- Records from a dataset:
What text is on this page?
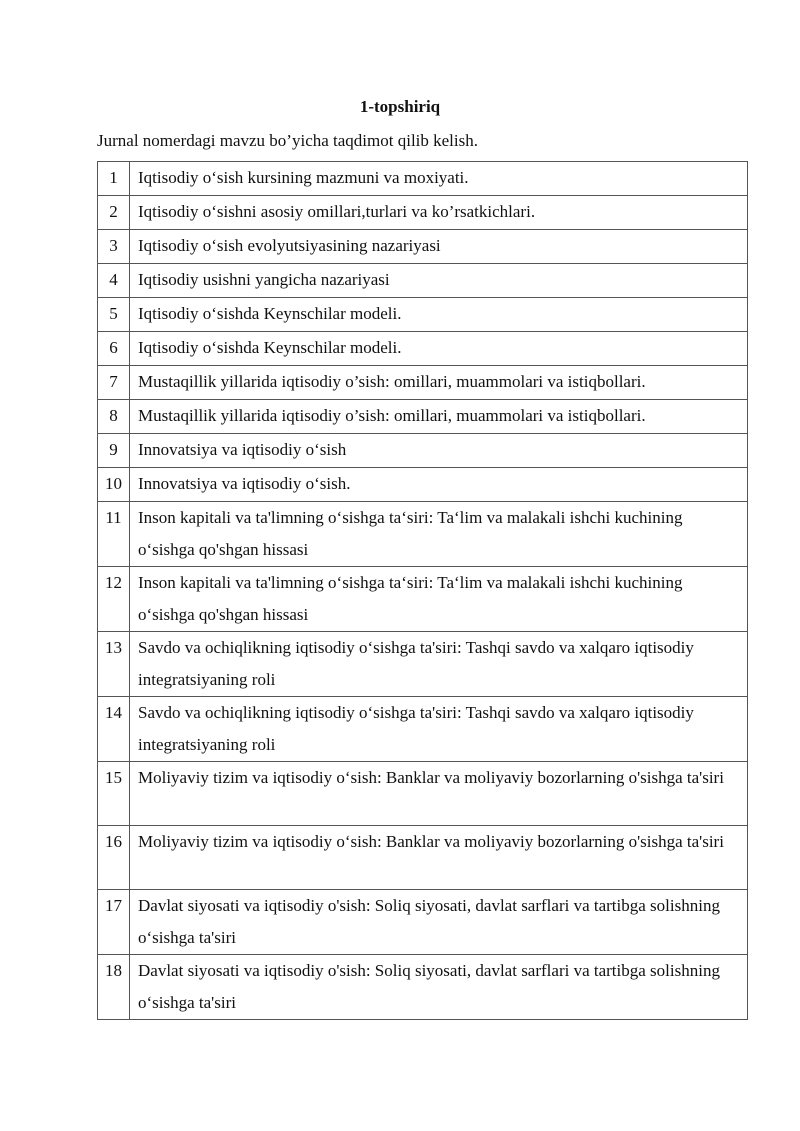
1-topshiriq
Jurnal nomerdagi mavzu bo’yicha taqdimot qilib kelish.
1	Iqtisodiy o‘sish kursining mazmuni va moxiyati.

2	Iqtisodiy o‘sishni asosiy omillari,turlari va ko’rsatkichlari.

3	Iqtisodiy o‘sish evolyutsiyasining nazariyasi

4	Iqtisodiy usishni yangicha nazariyasi

5	Iqtisodiy o‘sishda Keynschilar modeli.

6	Iqtisodiy o‘sishda Keynschilar modeli.

7	Mustaqillik yillarida iqtisodiy o’sish: omillari, muammolari va istiqbollari.

8	Mustaqillik yillarida iqtisodiy o’sish: omillari, muammolari va istiqbollari.

9	Innovatsiya va iqtisodiy o‘sish

10	Innovatsiya va iqtisodiy o‘sish.

11	Inson kapitali va ta'limning o‘sishga ta‘siri: Ta‘lim va malakali ishchi kuchining o‘sishga qo'shgan hissasi

12	Inson kapitali va ta'limning o‘sishga ta‘siri: Ta‘lim va malakali ishchi kuchining o‘sishga qo'shgan hissasi

13	Savdo va ochiqlikning iqtisodiy o‘sishga ta'siri: Tashqi savdo va xalqaro iqtisodiy integratsiyaning roli

14	Savdo va ochiqlikning iqtisodiy o‘sishga ta'siri: Tashqi savdo va xalqaro iqtisodiy integratsiyaning roli

15	Moliyaviy tizim va iqtisodiy o‘sish: Banklar va moliyaviy bozorlarning o'sishga ta'siri

16	Moliyaviy tizim va iqtisodiy o‘sish: Banklar va moliyaviy bozorlarning o'sishga ta'siri

17	Davlat siyosati va iqtisodiy o'sish: Soliq siyosati, davlat sarflari va tartibga solishning o‘sishga ta'siri

18	Davlat siyosati va iqtisodiy o'sish: Soliq siyosati, davlat sarflari va tartibga solishning o‘sishga ta'siri
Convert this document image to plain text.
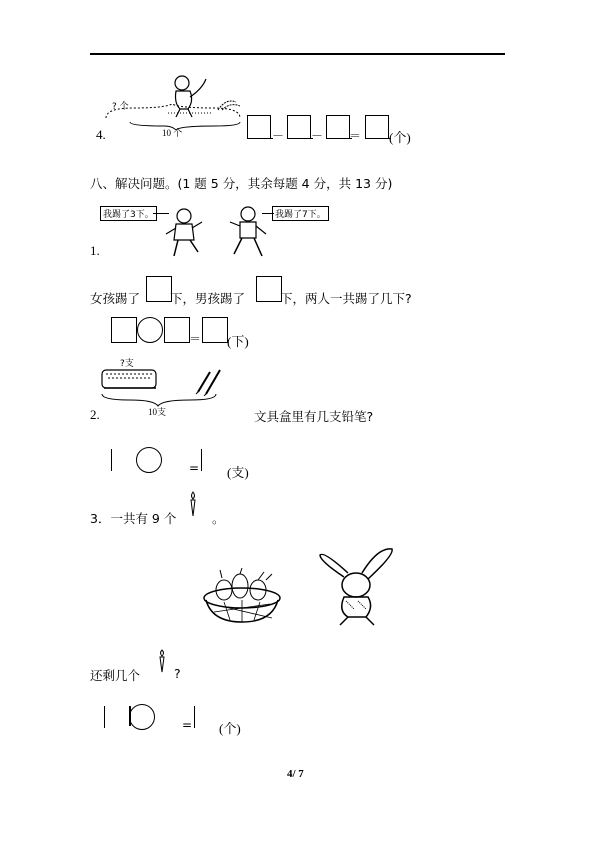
? 个
4.	10 个	－ － ＝ (个)
八、解决问题。(1 题 5 分，其余每题 4 分，共 13 分)
我踢了3下。	我踢了7下。
1.
女孩踢了 下，男孩踢了	下，两人一共踢了几下?
＝ (下)
?支
2.	10支	文具盒里有几支铅笔?
= (支)
3．一共有 9 个	。
还剩几个	?
= (个)
4/ 7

- TO BE DONE: Make an exact copy of all entries above, dropping the images.

- THE SOLUTION:
What text is on this page?
1-topshiriq
Jurnal nomerdagi mavzu bo’yicha taqdimot qilib kelish.
1	Iqtisodiy o‘sish kursining mazmuni va moxiyati.

2	Iqtisodiy o‘sishni asosiy omillari,turlari va ko’rsatkichlari.

3	Iqtisodiy o‘sish evolyutsiyasining nazariyasi

4	Iqtisodiy usishni yangicha nazariyasi

5	Iqtisodiy o‘sishda Keynschilar modeli.

6	Iqtisodiy o‘sishda Keynschilar modeli.

7	Mustaqillik yillarida iqtisodiy o’sish: omillari, muammolari va istiqbollari.

8	Mustaqillik yillarida iqtisodiy o’sish: omillari, muammolari va istiqbollari.

9	Innovatsiya va iqtisodiy o‘sish

10	Innovatsiya va iqtisodiy o‘sish.

11	Inson kapitali va ta'limning o‘sishga ta‘siri: Ta‘lim va malakali ishchi kuchining o‘sishga qo'shgan hissasi

12	Inson kapitali va ta'limning o‘sishga ta‘siri: Ta‘lim va malakali ishchi kuchining o‘sishga qo'shgan hissasi

13	Savdo va ochiqlikning iqtisodiy o‘sishga ta'siri: Tashqi savdo va xalqaro iqtisodiy integratsiyaning roli

14	Savdo va ochiqlikning iqtisodiy o‘sishga ta'siri: Tashqi savdo va xalqaro iqtisodiy integratsiyaning roli

15	Moliyaviy tizim va iqtisodiy o‘sish: Banklar va moliyaviy bozorlarning o'sishga ta'siri

16	Moliyaviy tizim va iqtisodiy o‘sish: Banklar va moliyaviy bozorlarning o'sishga ta'siri

17	Davlat siyosati va iqtisodiy o'sish: Soliq siyosati, davlat sarflari va tartibga solishning o‘sishga ta'siri

18	Davlat siyosati va iqtisodiy o'sish: Soliq siyosati, davlat sarflari va tartibga solishning o‘sishga ta'siri
Convert this document image to plain text.
? 个
4.	10 个	－ － ＝ (个)
八、解决问题。(1 题 5 分，其余每题 4 分，共 13 分)
我踢了3下。	我踢了7下。
1.
女孩踢了 下，男孩踢了	下，两人一共踢了几下?
＝ (下)
?支
2.	10支	文具盒里有几支铅笔?
= (支)
3．一共有 9 个	。
还剩几个	?
= (个)
4/ 7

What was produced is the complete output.